* **SOURCE**:
+++
Bates returned to peacetime football playing 4 ties for Southampton in the 1946 FA Cup and then played in the first six post-war seasons, helping Southampton to twice finish third and once fourth in the Second Division between 1947-48 and 1949-50, albeit promotion eluded them. Bates’ finest playing days came between 1947 and 1951 when he formed a great partnership with Charlie Wayman at The Dell. Bates made his last first team appearance on 20th December 1952 at home to West Ham United. During his career he made 217 appearances, scoring 66 times.

After retiring from playing he became a coach at Southampton in May 1953, advancing to manager in September 1955, taking over from George Roughton. Southampton were in the (then regional) Third Division (South) when he took over as manager. They were promoted to the Second Division in 1959 when they won the Third Division (South) Championship with Derek Reeves scoring 39 League goals, a club record. Southampton were promoted to the First Division in 1966.
+++
* **GOALS**:
1. According to the passage on Bates's career at Southampton, whom did he succeed as manager in September 1955?
2. Reproduce word for word the part of the Southampton passage that opens with the words containing "Bates returned to" and closes with "scoring 66 times.".
3. Resume the account of Bates's career at Southampton, picking up right after its final sentence.
None of the work here requires the records.

Data entries:
+++
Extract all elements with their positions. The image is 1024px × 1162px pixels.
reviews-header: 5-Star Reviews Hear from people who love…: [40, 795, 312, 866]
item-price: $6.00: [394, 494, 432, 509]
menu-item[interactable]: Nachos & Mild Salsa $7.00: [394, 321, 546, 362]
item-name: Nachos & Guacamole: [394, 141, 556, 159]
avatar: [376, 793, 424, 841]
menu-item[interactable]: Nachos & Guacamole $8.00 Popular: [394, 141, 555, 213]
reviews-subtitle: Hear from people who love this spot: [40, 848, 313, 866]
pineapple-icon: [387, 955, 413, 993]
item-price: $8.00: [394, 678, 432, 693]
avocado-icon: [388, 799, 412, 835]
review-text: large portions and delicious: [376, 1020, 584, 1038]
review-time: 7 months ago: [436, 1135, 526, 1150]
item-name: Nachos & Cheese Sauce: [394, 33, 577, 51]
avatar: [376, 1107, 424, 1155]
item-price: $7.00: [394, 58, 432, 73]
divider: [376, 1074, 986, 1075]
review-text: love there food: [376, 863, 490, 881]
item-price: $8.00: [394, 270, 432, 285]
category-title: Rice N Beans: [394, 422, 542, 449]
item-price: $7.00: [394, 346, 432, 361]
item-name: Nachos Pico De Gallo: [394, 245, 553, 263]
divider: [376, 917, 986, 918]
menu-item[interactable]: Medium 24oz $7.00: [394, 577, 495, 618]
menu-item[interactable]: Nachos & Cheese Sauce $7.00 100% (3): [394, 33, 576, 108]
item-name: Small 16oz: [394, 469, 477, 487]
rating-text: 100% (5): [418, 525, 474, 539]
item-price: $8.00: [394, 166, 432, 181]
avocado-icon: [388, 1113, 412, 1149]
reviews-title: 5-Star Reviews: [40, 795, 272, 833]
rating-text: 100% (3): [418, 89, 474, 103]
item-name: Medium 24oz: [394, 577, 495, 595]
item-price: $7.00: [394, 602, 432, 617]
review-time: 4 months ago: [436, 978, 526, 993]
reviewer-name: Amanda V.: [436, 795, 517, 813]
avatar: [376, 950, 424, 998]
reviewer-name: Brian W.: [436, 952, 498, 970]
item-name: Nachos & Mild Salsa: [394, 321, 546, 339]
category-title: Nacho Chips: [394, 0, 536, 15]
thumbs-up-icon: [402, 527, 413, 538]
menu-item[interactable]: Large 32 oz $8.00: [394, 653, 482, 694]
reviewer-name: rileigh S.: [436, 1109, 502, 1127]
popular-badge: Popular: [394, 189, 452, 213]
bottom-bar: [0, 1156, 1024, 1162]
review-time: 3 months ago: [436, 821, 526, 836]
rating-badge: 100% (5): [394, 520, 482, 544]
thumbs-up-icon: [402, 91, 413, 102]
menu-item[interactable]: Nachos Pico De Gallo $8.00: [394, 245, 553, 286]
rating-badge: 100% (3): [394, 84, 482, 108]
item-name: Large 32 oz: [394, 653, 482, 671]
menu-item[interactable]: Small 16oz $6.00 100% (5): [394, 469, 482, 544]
+++
* **RESULTS BY TASK**:
1. George Roughton

2.
Bates returned to peacetime football playing 4 ties for Southampton in the 1946 FA Cup and then played in the first six post-war seasons, helping Southampton to twice finish third and once fourth in the Second Division between 1947-48 and 1949-50, albeit promotion eluded them. Bates’ finest playing days came between 1947 and 1951 when he formed a great partnership with Charlie Wayman at The Dell. Bates made his last first team appearance on 20th December 1952 at home to West Ham United. During his career he made 217 appearances, scoring 66 times.

3.
Under his management, the team maintained their First Division status, developing young players such as Mick Channon and Ron Davies, and qualifying for European football in 1969 and 1971. Bates decided to step down as manager in December 1973 and was replaced by Lawrie McMenemy. Bates acted as McMenemy’s assistant for the next few years, which included Southampton’s historic FA Cup victory over Manchester United in 1976. Bates was the first person to congratulate McMenemy and the players as the final whistle was blown at Wembley. He was manager for 18 years, a record for the club. There is now a statue to Ted Bates’ honour at St Mary’s Stadium.

Bates was the son of Eddie Bates, who played cricket for Yorkshire and Glamorgan from 1907 to 1931 and League football for Bolton Wanderers and Leeds City between 1906 and 1908.